§ Problem requirements
This exercise calls for copying every line below that holds the word "misinformation".

§ Data extracts
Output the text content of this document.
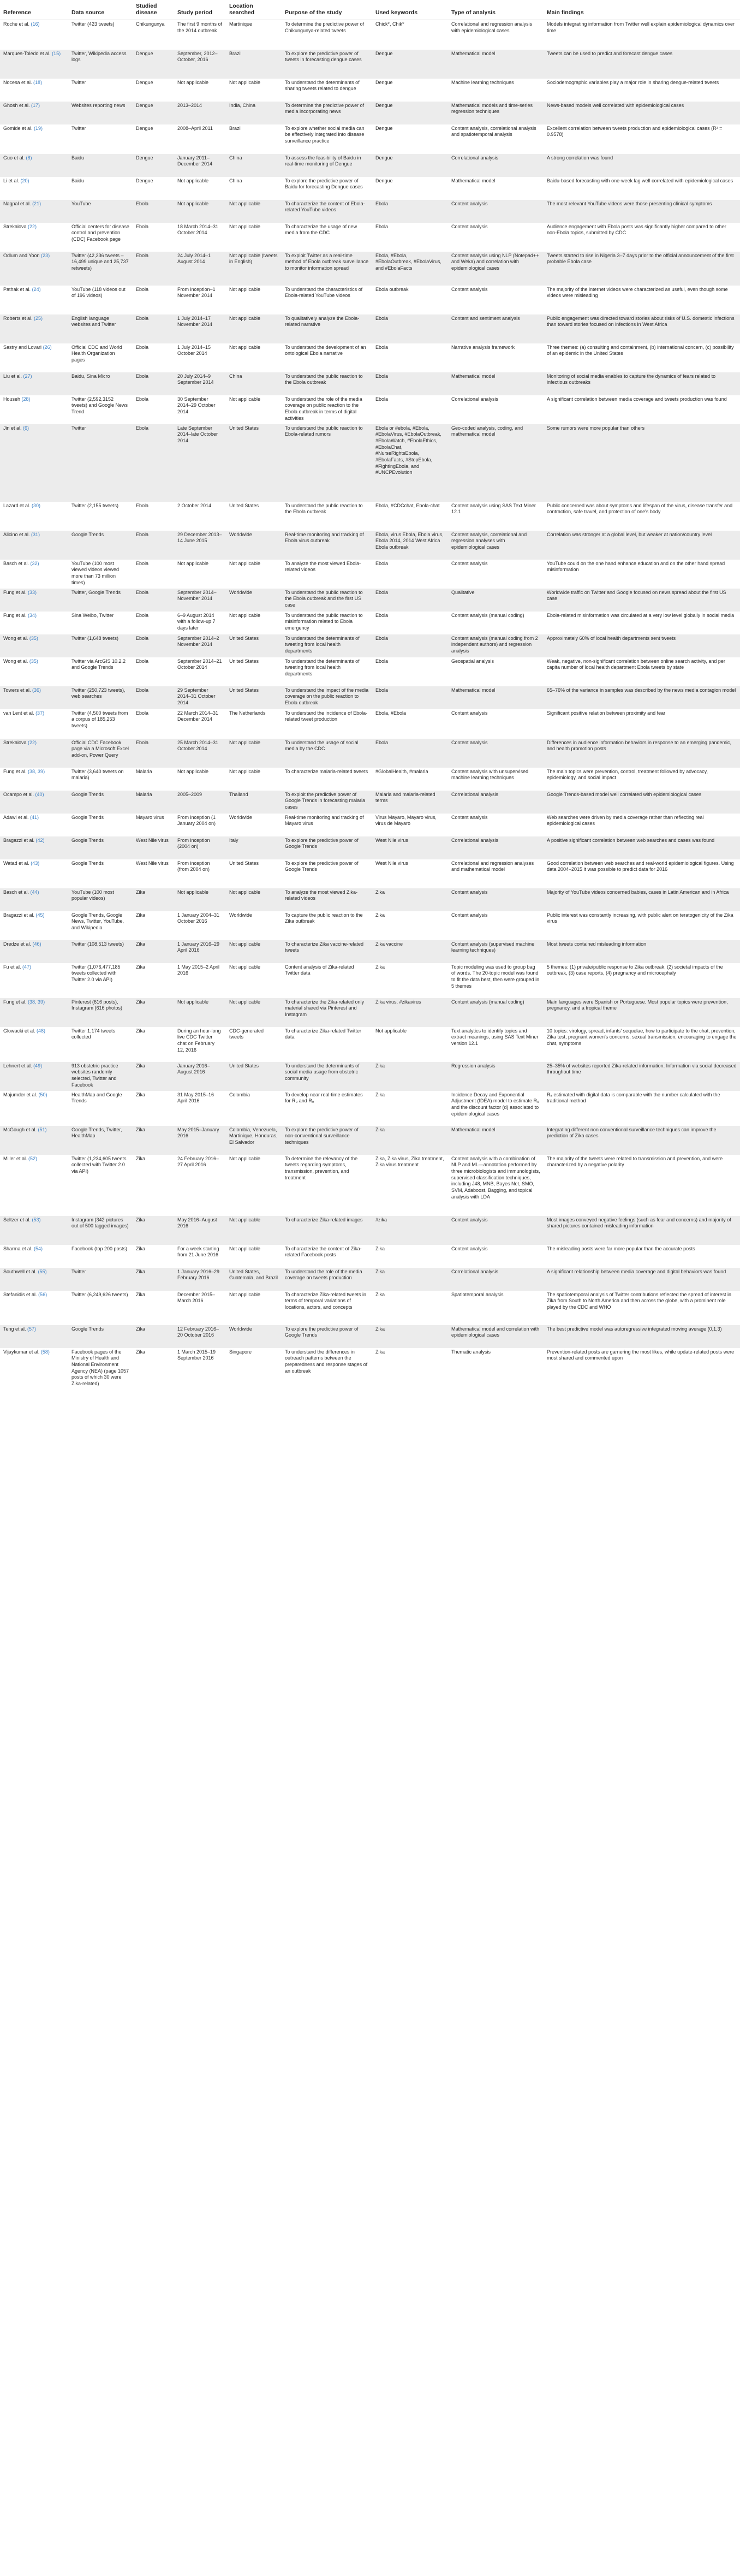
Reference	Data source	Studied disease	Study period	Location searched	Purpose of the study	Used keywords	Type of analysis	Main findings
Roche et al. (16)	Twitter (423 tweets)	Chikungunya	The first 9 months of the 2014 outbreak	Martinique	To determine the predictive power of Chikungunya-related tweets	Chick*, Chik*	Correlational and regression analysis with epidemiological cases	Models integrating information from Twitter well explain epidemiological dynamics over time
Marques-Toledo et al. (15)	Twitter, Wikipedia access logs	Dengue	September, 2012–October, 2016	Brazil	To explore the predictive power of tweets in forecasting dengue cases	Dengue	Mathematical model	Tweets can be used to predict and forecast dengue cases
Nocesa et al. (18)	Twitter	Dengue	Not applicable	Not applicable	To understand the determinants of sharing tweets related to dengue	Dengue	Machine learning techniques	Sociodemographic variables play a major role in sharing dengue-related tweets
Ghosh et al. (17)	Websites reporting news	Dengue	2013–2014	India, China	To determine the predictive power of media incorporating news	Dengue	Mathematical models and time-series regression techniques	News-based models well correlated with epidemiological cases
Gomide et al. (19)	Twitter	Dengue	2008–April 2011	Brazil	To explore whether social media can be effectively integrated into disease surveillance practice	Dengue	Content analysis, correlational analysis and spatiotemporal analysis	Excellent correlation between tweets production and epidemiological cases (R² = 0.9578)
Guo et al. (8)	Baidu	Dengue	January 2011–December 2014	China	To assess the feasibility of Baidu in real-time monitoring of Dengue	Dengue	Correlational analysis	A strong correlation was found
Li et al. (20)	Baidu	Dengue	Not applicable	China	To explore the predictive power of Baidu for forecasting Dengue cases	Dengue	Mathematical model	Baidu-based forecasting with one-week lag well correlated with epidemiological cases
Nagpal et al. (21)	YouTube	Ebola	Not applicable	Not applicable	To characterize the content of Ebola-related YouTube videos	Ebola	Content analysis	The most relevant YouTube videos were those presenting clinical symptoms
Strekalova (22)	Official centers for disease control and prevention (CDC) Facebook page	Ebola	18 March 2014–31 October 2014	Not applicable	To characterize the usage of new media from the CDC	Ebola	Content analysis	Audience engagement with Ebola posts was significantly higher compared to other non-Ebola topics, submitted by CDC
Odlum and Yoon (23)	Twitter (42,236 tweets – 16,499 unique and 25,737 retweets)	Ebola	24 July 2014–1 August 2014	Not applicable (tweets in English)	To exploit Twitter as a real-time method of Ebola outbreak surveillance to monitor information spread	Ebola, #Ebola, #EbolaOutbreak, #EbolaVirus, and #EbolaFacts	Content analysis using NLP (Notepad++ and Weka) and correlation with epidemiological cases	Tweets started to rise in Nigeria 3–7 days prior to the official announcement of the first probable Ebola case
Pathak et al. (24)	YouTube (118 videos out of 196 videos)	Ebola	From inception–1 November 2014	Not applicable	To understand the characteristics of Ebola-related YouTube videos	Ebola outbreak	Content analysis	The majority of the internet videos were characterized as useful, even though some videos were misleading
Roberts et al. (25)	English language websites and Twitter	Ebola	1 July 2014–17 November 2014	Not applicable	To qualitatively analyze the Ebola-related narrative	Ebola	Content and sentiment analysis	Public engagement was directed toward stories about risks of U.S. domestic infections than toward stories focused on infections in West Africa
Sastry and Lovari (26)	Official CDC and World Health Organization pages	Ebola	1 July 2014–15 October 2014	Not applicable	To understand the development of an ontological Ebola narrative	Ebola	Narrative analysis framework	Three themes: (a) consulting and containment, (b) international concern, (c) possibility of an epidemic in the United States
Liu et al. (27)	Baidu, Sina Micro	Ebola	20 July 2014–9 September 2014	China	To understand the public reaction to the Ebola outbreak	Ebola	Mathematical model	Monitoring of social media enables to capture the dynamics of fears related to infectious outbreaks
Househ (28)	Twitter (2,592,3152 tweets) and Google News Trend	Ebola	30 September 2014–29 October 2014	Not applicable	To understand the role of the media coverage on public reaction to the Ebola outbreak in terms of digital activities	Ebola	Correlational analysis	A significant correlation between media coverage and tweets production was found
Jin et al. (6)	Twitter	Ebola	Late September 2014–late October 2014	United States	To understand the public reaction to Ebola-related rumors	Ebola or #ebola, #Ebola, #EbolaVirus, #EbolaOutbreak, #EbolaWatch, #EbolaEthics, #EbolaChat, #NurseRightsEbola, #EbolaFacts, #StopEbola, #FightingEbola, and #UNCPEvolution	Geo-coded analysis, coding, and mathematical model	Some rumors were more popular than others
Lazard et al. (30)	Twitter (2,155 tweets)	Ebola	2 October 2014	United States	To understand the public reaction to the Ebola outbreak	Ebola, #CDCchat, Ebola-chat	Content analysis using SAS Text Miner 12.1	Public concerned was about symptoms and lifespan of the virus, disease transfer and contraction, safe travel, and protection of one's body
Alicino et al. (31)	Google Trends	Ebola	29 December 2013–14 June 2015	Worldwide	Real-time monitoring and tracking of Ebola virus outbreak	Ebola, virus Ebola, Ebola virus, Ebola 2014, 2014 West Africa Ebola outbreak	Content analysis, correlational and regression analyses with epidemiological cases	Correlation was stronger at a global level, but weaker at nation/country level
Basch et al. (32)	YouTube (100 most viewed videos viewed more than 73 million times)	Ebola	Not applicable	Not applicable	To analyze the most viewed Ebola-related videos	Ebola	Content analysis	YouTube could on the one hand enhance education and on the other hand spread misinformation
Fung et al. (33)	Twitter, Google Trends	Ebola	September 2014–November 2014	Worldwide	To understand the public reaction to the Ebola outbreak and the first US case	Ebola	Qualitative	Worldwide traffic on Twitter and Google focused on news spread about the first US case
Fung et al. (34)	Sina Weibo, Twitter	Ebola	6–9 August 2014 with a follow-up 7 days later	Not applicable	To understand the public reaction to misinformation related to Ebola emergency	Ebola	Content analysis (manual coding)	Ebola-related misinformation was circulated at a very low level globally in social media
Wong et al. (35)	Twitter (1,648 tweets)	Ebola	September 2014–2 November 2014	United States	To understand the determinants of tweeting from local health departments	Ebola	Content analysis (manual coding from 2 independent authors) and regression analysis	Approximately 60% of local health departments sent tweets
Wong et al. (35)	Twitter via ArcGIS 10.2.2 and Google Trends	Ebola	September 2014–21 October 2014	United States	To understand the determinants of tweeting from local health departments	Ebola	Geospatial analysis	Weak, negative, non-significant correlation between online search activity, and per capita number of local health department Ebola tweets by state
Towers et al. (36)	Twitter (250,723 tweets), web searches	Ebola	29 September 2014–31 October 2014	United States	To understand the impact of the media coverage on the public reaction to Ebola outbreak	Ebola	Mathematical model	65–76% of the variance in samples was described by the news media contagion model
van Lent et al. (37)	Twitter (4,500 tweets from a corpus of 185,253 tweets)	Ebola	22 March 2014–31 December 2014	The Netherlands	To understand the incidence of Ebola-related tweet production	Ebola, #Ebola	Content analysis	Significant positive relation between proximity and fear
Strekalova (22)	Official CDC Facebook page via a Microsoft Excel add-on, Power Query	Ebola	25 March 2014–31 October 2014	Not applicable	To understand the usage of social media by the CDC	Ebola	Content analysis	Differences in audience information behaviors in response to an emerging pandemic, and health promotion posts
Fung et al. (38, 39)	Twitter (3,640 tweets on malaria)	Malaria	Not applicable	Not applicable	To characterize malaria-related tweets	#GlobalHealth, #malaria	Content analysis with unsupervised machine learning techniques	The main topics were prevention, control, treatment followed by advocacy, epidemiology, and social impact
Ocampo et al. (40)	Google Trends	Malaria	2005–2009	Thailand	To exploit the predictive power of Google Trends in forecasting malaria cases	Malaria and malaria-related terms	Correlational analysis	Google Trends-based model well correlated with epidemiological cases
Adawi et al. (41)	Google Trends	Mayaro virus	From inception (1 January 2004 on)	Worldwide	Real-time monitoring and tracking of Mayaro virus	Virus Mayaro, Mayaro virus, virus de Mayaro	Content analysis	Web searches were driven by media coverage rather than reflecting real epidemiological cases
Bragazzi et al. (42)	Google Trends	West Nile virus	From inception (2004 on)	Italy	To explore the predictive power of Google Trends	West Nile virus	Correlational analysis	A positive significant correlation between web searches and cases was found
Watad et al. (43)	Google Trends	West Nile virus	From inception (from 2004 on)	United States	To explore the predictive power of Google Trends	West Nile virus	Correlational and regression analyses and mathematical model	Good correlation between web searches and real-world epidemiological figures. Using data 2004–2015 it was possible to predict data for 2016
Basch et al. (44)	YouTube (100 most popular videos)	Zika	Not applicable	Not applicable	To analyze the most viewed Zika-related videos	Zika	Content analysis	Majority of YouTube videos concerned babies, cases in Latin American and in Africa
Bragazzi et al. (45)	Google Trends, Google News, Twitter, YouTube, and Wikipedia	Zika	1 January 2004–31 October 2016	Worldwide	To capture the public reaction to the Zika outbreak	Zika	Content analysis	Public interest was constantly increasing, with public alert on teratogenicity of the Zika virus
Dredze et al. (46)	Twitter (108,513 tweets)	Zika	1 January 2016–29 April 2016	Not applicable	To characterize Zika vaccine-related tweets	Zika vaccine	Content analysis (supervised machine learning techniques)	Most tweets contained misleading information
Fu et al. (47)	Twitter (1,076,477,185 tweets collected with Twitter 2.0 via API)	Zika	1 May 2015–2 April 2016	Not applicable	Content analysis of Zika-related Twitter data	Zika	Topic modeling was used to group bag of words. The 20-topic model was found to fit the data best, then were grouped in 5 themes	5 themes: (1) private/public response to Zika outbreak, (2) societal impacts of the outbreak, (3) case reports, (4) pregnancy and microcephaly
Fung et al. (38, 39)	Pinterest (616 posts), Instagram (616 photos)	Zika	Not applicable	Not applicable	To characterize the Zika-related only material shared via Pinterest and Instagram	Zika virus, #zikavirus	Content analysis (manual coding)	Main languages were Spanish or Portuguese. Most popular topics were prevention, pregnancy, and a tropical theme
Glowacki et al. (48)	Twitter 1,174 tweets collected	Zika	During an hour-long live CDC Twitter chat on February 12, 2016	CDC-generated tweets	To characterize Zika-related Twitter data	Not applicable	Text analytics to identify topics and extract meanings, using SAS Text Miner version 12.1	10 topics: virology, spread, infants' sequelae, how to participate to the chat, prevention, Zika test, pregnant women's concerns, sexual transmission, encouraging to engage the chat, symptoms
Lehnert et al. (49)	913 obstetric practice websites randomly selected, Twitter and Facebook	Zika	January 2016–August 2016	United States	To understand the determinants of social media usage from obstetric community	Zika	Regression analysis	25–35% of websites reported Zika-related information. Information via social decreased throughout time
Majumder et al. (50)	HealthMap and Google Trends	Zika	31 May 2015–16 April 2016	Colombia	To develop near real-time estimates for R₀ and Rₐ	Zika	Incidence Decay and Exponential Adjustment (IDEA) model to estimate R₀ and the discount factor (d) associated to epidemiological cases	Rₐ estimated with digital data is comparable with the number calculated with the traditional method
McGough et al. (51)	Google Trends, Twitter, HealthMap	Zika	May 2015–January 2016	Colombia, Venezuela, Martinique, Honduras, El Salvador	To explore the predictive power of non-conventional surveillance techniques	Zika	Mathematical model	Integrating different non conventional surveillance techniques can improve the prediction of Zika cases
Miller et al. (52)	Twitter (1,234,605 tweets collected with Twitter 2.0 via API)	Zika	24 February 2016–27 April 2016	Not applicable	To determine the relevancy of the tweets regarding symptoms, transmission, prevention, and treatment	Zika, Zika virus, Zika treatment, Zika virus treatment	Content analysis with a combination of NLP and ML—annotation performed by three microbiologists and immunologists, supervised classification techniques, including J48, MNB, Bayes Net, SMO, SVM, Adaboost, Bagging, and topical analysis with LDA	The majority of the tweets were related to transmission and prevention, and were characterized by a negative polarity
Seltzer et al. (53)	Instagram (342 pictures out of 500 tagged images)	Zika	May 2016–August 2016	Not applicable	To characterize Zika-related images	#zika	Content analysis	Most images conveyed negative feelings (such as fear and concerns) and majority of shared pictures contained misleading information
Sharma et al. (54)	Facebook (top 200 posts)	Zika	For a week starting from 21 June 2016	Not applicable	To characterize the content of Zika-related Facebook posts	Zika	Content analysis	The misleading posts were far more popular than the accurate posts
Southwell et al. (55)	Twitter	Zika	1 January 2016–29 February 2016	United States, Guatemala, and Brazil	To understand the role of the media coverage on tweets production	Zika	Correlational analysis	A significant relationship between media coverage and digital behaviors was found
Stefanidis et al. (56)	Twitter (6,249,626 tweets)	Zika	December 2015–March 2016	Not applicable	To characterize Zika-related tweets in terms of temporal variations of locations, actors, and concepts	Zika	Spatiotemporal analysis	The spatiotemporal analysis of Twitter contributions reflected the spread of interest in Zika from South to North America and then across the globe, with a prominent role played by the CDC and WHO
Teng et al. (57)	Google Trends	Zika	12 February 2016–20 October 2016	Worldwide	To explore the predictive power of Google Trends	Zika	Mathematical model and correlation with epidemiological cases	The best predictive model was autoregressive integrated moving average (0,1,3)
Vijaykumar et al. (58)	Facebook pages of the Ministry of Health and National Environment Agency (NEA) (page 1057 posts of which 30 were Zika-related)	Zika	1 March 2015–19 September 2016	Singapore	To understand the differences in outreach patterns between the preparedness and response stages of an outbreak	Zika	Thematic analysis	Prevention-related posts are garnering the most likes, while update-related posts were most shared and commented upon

§ Written reply
Basch et al. (32)	YouTube (100 most viewed videos viewed more than 73 million times)	Ebola	Not applicable	Not applicable	To analyze the most viewed Ebola-related videos	Ebola	Content analysis	YouTube could on the one hand enhance education and on the other hand spread misinformation
Fung et al. (34)	Sina Weibo, Twitter	Ebola	6–9 August 2014 with a follow-up 7 days later	Not applicable	To understand the public reaction to misinformation related to Ebola emergency	Ebola	Content analysis (manual coding)	Ebola-related misinformation was circulated at a very low level globally in social media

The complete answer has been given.